* [REQUEST]
Work through the data below line by line and say how many lines hold "magenta"; give only the number.
----- PROVIDED INFORMATION -----
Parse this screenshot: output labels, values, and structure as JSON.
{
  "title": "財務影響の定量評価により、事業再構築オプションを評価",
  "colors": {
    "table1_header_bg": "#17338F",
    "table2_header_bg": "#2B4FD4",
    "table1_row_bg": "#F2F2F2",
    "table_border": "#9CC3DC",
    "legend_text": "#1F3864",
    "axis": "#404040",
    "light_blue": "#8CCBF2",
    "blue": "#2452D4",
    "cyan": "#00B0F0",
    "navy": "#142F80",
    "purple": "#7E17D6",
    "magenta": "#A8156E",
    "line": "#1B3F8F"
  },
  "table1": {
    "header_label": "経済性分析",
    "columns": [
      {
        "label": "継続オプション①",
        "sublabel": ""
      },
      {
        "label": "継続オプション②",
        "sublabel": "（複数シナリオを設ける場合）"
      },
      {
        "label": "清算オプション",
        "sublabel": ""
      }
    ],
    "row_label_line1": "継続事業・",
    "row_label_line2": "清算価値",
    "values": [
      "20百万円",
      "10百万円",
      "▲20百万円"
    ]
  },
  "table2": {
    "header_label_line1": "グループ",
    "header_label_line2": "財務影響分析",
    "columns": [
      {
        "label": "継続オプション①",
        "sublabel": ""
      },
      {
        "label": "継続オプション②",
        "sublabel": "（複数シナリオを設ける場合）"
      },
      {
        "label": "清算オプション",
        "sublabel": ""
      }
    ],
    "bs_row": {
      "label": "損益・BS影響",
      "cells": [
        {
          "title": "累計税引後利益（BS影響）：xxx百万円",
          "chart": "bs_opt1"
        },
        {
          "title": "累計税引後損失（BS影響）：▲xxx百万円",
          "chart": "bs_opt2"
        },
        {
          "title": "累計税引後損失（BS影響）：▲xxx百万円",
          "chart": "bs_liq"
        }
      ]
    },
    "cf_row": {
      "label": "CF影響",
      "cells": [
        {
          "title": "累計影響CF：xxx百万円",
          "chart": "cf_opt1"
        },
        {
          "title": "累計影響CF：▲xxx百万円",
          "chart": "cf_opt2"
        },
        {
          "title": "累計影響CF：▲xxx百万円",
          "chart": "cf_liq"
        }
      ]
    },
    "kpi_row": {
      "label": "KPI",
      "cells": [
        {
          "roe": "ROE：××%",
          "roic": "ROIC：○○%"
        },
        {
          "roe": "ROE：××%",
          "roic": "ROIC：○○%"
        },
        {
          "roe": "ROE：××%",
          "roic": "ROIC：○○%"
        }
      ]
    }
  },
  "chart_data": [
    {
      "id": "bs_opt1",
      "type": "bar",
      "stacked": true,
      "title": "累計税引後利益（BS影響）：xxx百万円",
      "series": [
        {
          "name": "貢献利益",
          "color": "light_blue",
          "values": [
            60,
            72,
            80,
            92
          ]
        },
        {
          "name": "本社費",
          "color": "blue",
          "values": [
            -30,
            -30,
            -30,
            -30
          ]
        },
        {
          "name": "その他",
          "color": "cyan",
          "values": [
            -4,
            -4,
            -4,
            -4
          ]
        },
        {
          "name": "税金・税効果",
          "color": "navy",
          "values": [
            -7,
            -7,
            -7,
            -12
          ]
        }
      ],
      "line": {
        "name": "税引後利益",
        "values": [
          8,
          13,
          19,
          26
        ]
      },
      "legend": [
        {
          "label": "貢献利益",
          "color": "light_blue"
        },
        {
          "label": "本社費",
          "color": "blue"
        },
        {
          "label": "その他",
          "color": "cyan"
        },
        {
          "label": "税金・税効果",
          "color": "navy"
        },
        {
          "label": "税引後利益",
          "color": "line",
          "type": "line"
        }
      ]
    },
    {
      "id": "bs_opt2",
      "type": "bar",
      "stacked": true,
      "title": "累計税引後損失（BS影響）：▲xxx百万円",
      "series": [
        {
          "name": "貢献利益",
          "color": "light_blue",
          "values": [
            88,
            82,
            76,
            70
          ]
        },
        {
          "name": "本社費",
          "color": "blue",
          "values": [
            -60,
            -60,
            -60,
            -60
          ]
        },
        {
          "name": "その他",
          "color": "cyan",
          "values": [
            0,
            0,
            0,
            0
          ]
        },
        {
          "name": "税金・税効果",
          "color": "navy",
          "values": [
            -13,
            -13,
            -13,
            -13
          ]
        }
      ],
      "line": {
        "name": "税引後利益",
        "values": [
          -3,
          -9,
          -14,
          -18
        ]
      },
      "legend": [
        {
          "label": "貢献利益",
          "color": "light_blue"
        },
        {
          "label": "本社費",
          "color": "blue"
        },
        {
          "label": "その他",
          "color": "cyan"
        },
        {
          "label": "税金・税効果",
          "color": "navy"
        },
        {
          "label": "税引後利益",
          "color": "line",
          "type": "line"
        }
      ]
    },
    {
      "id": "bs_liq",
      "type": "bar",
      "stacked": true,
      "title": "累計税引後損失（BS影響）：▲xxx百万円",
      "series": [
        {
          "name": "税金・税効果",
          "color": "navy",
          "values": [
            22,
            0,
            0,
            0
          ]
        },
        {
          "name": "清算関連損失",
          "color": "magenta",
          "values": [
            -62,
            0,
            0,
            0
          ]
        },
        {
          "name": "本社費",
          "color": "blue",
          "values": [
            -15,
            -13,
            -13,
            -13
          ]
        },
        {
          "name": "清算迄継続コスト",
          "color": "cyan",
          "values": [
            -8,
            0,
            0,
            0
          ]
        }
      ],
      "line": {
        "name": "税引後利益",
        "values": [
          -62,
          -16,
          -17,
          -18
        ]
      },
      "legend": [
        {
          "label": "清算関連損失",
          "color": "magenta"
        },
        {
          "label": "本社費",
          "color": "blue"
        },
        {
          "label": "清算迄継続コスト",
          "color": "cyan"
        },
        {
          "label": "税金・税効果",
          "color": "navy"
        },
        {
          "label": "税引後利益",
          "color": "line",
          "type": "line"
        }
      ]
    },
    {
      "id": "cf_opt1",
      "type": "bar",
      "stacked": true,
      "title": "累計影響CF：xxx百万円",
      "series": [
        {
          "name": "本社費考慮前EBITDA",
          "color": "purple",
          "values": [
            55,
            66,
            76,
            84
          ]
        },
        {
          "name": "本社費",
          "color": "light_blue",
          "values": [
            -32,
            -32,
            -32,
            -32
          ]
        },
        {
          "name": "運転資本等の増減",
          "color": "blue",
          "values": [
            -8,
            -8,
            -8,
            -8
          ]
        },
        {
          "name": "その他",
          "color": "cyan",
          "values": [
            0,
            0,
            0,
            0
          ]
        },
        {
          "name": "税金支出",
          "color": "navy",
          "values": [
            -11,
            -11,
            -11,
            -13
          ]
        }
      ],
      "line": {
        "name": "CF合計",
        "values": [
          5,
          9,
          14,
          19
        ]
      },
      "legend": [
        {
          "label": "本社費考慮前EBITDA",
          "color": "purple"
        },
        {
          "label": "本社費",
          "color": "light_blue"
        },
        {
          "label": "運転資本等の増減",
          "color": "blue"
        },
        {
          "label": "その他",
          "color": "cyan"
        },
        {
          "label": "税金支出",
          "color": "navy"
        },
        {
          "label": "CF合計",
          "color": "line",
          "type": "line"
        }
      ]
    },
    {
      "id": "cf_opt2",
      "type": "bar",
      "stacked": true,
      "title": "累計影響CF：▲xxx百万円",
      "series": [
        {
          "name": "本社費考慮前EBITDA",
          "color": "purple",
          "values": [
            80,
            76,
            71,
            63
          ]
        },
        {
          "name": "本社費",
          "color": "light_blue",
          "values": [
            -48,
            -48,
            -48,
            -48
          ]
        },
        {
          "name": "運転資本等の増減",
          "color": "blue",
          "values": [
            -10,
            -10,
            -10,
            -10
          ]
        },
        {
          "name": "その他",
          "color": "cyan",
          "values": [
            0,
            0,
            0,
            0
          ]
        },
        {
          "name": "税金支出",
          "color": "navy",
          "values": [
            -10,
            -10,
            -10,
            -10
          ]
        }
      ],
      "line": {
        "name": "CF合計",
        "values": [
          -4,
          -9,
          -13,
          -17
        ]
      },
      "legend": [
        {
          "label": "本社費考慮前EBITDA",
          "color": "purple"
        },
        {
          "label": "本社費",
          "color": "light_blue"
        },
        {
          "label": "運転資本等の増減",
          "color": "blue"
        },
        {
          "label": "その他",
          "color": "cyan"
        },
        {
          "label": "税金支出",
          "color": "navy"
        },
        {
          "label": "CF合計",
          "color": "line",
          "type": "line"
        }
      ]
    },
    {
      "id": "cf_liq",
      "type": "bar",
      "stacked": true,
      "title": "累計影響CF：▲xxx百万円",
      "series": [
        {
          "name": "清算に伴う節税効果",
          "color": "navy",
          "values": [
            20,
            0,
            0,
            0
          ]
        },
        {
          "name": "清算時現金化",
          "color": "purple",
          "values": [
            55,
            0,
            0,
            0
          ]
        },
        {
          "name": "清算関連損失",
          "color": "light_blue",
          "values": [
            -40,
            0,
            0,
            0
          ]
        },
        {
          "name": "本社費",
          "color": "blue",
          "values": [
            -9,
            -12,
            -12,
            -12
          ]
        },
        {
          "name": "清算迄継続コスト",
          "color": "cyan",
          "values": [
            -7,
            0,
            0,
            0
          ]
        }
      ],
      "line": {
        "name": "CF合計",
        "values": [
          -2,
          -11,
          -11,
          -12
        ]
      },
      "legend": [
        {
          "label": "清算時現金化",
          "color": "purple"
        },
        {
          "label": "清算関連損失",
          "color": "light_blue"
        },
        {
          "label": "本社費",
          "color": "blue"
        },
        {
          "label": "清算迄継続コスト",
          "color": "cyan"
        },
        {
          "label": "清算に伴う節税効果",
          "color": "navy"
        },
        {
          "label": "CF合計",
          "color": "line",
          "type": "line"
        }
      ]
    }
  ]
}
-----
* [WRITTEN REPLY]
3